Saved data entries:
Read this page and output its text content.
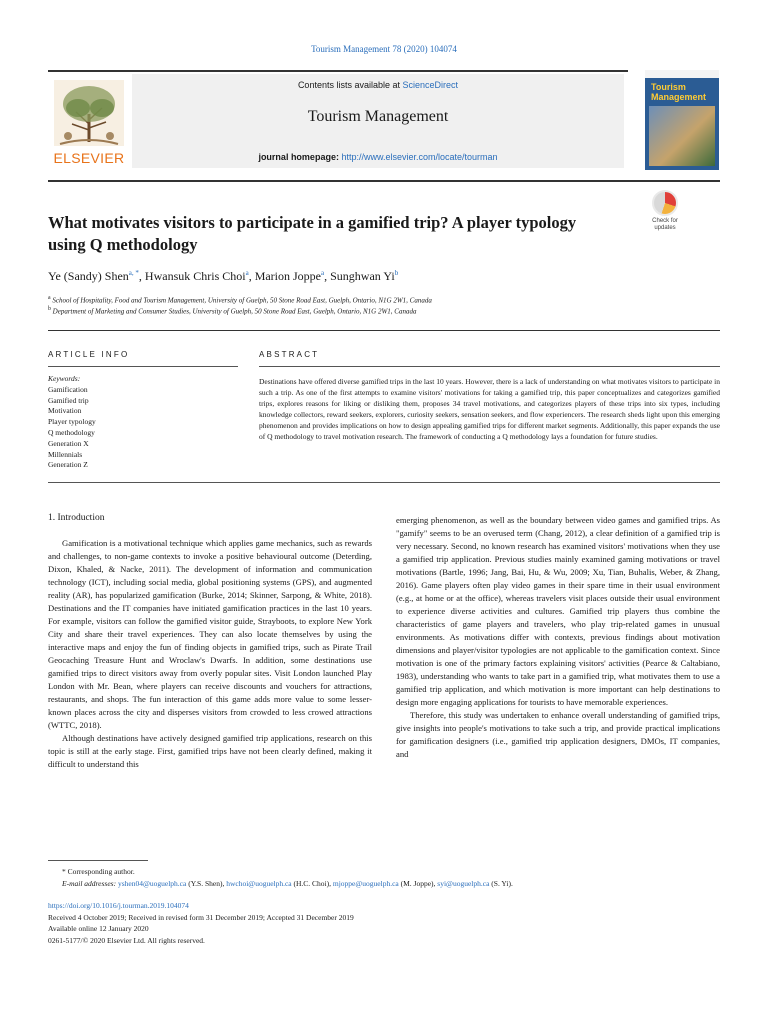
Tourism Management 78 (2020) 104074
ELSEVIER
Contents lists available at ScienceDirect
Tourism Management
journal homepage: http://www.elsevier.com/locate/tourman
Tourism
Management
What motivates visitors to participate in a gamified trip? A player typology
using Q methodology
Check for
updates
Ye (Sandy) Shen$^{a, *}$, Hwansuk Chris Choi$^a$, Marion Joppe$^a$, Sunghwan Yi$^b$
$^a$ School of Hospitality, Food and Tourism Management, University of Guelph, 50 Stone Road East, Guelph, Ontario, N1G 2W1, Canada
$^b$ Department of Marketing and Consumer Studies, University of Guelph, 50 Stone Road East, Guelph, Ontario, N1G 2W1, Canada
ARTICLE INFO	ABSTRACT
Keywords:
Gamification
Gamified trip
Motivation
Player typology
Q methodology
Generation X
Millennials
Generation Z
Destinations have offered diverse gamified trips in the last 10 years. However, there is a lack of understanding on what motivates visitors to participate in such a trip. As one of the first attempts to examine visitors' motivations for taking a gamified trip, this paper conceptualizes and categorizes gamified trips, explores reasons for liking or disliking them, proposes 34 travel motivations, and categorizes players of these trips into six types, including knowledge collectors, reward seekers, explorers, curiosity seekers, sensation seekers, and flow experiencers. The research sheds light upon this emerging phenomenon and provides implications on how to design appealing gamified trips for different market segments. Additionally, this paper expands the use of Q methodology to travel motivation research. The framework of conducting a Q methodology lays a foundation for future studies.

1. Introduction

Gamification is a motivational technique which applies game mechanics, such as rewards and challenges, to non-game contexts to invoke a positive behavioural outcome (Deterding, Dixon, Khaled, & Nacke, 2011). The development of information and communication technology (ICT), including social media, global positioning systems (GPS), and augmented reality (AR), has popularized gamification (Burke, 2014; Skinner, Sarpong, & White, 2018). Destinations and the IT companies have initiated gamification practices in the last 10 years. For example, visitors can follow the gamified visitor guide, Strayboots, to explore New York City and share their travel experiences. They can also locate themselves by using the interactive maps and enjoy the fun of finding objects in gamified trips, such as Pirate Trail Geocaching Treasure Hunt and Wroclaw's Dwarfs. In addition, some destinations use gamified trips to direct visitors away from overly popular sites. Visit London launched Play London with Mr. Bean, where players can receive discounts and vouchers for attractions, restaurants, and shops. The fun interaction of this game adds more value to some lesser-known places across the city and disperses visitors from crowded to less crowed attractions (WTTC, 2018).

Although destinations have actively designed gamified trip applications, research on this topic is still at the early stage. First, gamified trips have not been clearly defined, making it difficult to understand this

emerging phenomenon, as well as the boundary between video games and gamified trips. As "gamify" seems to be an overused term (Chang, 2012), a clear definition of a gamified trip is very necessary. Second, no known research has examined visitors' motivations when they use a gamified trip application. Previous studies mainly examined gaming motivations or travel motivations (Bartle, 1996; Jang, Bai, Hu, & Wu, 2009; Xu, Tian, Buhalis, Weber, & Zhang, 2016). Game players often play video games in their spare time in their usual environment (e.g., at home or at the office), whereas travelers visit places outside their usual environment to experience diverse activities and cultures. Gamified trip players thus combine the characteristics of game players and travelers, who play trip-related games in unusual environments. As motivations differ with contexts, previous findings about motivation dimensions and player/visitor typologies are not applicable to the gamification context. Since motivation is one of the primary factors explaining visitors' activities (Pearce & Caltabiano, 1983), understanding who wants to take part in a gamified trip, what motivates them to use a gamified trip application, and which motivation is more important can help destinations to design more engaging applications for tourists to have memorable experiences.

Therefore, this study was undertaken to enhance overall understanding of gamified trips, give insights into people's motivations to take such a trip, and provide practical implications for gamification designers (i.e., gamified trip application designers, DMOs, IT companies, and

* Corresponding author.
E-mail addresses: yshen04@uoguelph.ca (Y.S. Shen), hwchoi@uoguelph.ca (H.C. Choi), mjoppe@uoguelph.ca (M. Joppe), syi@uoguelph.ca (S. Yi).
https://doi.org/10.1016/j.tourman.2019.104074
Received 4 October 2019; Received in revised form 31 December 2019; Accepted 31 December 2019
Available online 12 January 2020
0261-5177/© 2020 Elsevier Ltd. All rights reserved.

**The task**
Read through the lines above and collect those that contain the string "Management".

**Answer to this exercise**
Tourism Management 78 (2020) 104074
Tourism Management
Management
$^a$ School of Hospitality, Food and Tourism Management, University of Guelph, 50 Stone Road East, Guelph, Ontario, N1G 2W1, Canada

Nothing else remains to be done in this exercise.